Labeled region entries:
------------------------------------------------

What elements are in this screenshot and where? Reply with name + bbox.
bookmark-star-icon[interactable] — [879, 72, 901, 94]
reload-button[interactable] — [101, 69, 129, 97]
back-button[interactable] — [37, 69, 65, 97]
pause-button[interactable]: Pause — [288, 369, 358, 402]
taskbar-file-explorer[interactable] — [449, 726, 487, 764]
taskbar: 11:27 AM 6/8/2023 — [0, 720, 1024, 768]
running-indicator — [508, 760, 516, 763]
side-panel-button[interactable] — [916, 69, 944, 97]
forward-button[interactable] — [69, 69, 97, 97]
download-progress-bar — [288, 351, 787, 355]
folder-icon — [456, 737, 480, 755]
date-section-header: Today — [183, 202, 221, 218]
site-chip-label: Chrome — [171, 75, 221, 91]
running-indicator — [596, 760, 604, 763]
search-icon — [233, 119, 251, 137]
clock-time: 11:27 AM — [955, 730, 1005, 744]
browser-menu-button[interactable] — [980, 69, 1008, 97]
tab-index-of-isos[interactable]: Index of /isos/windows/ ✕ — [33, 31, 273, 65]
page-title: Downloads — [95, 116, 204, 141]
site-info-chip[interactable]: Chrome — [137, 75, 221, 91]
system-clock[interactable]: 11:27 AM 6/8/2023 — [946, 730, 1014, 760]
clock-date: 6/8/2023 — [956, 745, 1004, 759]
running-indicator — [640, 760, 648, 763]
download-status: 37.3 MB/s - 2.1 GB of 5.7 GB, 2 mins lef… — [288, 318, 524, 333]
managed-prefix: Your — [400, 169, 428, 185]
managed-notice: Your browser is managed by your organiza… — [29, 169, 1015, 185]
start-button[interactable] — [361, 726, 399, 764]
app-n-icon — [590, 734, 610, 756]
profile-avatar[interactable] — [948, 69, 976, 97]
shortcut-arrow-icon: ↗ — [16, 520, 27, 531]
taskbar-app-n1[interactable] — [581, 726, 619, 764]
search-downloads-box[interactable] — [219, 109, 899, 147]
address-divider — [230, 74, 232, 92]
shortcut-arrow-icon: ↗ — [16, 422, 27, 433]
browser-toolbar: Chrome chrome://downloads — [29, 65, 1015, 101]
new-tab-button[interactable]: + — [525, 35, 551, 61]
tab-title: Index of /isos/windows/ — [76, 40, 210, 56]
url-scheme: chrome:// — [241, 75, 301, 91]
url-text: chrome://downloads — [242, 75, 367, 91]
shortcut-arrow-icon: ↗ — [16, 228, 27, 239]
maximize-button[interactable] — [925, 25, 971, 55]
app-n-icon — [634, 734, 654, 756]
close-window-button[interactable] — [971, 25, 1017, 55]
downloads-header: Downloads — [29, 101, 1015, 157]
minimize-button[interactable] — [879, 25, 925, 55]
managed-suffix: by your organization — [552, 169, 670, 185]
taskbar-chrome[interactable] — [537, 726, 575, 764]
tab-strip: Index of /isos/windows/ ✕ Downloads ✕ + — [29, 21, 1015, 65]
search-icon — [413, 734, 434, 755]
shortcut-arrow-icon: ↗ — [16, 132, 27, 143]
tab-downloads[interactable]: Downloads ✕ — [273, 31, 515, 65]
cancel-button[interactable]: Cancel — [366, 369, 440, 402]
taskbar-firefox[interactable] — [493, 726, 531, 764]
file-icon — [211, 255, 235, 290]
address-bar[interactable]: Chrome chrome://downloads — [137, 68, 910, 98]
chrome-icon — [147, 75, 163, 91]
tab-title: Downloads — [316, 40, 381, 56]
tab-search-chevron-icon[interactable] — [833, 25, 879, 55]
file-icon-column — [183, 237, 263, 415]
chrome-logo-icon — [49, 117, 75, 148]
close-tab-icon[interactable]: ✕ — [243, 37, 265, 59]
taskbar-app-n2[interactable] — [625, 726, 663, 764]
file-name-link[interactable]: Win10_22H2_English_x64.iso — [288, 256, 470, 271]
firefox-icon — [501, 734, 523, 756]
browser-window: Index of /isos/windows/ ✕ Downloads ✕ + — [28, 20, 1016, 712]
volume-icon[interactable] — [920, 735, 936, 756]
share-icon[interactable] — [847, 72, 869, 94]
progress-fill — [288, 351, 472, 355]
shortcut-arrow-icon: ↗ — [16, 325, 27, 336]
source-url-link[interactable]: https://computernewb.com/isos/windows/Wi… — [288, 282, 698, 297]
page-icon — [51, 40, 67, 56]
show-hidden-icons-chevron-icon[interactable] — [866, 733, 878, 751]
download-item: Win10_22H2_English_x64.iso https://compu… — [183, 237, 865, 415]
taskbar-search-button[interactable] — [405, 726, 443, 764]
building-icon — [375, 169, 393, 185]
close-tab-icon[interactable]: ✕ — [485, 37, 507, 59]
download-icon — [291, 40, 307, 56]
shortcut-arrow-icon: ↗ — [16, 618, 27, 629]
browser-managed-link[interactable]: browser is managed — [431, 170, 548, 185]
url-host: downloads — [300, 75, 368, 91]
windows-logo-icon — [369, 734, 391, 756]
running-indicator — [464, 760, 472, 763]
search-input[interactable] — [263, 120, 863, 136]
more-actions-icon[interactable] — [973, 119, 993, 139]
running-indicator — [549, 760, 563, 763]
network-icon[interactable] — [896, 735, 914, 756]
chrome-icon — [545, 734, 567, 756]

------------------------------------------------

# WORK INSTRUCTIONS
Can you give the lines of all the entries above as a numbered list, with blank lines left out?

# RESPONSE TO THIS TASK
1. What elements are in this screenshot and where? Reply with name + bbox.
2. bookmark-star-icon[interactable] — [879, 72, 901, 94]
3. reload-button[interactable] — [101, 69, 129, 97]
4. back-button[interactable] — [37, 69, 65, 97]
5. pause-button[interactable]: Pause — [288, 369, 358, 402]
6. taskbar-file-explorer[interactable] — [449, 726, 487, 764]
7. taskbar: 11:27 AM 6/8/2023 — [0, 720, 1024, 768]
8. running-indicator — [508, 760, 516, 763]
9. side-panel-button[interactable] — [916, 69, 944, 97]
10. forward-button[interactable] — [69, 69, 97, 97]
11. download-progress-bar — [288, 351, 787, 355]
12. folder-icon — [456, 737, 480, 755]
13. date-section-header: Today — [183, 202, 221, 218]
14. site-chip-label: Chrome — [171, 75, 221, 91]
15. running-indicator — [596, 760, 604, 763]
16. search-icon — [233, 119, 251, 137]
17. clock-time: 11:27 AM — [955, 730, 1005, 744]
18. browser-menu-button[interactable] — [980, 69, 1008, 97]
19. tab-index-of-isos[interactable]: Index of /isos/windows/ ✕ — [33, 31, 273, 65]
20. page-title: Downloads — [95, 116, 204, 141]
21. site-info-chip[interactable]: Chrome — [137, 75, 221, 91]
22. system-clock[interactable]: 11:27 AM 6/8/2023 — [946, 730, 1014, 760]
23. clock-date: 6/8/2023 — [956, 745, 1004, 759]
24. running-indicator — [640, 760, 648, 763]
25. download-status: 37.3 MB/s - 2.1 GB of 5.7 GB, 2 mins lef… — [288, 318, 524, 333]
26. managed-prefix: Your — [400, 169, 428, 185]
27. managed-notice: Your browser is managed by your organiza… — [29, 169, 1015, 185]
28. start-button[interactable] — [361, 726, 399, 764]
29. app-n-icon — [590, 734, 610, 756]
30. profile-avatar[interactable] — [948, 69, 976, 97]
31. shortcut-arrow-icon: ↗ — [16, 520, 27, 531]
32. taskbar-app-n1[interactable] — [581, 726, 619, 764]
33. search-downloads-box[interactable] — [219, 109, 899, 147]
34. address-divider — [230, 74, 232, 92]
35. shortcut-arrow-icon: ↗ — [16, 422, 27, 433]
36. browser-toolbar: Chrome chrome://downloads — [29, 65, 1015, 101]
37. new-tab-button[interactable]: + — [525, 35, 551, 61]
38. tab-title: Index of /isos/windows/ — [76, 40, 210, 56]
39. url-scheme: chrome:// — [241, 75, 301, 91]
40. url-text: chrome://downloads — [242, 75, 367, 91]
41. shortcut-arrow-icon: ↗ — [16, 228, 27, 239]
42. maximize-button[interactable] — [925, 25, 971, 55]
43. app-n-icon — [634, 734, 654, 756]
44. close-window-button[interactable] — [971, 25, 1017, 55]
45. downloads-header: Downloads — [29, 101, 1015, 157]
46. minimize-button[interactable] — [879, 25, 925, 55]
47. managed-suffix: by your organization — [552, 169, 670, 185]
48. taskbar-chrome[interactable] — [537, 726, 575, 764]
49. tab-strip: Index of /isos/windows/ ✕ Downloads ✕ + — [29, 21, 1015, 65]
50. search-icon — [413, 734, 434, 755]
51. shortcut-arrow-icon: ↗ — [16, 132, 27, 143]
52. tab-downloads[interactable]: Downloads ✕ — [273, 31, 515, 65]
53. cancel-button[interactable]: Cancel — [366, 369, 440, 402]
54. taskbar-firefox[interactable] — [493, 726, 531, 764]
55. file-icon — [211, 255, 235, 290]
56. address-bar[interactable]: Chrome chrome://downloads — [137, 68, 910, 98]
57. chrome-icon — [147, 75, 163, 91]
58. tab-title: Downloads — [316, 40, 381, 56]
59. tab-search-chevron-icon[interactable] — [833, 25, 879, 55]
60. file-icon-column — [183, 237, 263, 415]
61. chrome-logo-icon — [49, 117, 75, 148]
62. close-tab-icon[interactable]: ✕ — [243, 37, 265, 59]
63. taskbar-app-n2[interactable] — [625, 726, 663, 764]
64. file-name-link[interactable]: Win10_22H2_English_x64.iso — [288, 256, 470, 271]
65. firefox-icon — [501, 734, 523, 756]
66. browser-window: Index of /isos/windows/ ✕ Downloads ✕ + — [28, 20, 1016, 712]
67. volume-icon[interactable] — [920, 735, 936, 756]
68. share-icon[interactable] — [847, 72, 869, 94]
69. progress-fill — [288, 351, 472, 355]
70. shortcut-arrow-icon: ↗ — [16, 325, 27, 336]
71. source-url-link[interactable]: https://computernewb.com/isos/windows/Wi… — [288, 282, 698, 297]
72. page-icon — [51, 40, 67, 56]
73. show-hidden-icons-chevron-icon[interactable] — [866, 733, 878, 751]
74. download-item: Win10_22H2_English_x64.iso https://compu… — [183, 237, 865, 415]
75. taskbar-search-button[interactable] — [405, 726, 443, 764]
76. building-icon — [375, 169, 393, 185]
77. close-tab-icon[interactable]: ✕ — [485, 37, 507, 59]
78. download-icon — [291, 40, 307, 56]
79. shortcut-arrow-icon: ↗ — [16, 618, 27, 629]
80. browser-managed-link[interactable]: browser is managed — [431, 170, 548, 185]
81. url-host: downloads — [300, 75, 368, 91]
82. windows-logo-icon — [369, 734, 391, 756]
83. running-indicator — [464, 760, 472, 763]
84. search-input[interactable] — [263, 120, 863, 136]
85. more-actions-icon[interactable] — [973, 119, 993, 139]
86. running-indicator — [549, 760, 563, 763]
87. network-icon[interactable] — [896, 735, 914, 756]
88. chrome-icon — [545, 734, 567, 756]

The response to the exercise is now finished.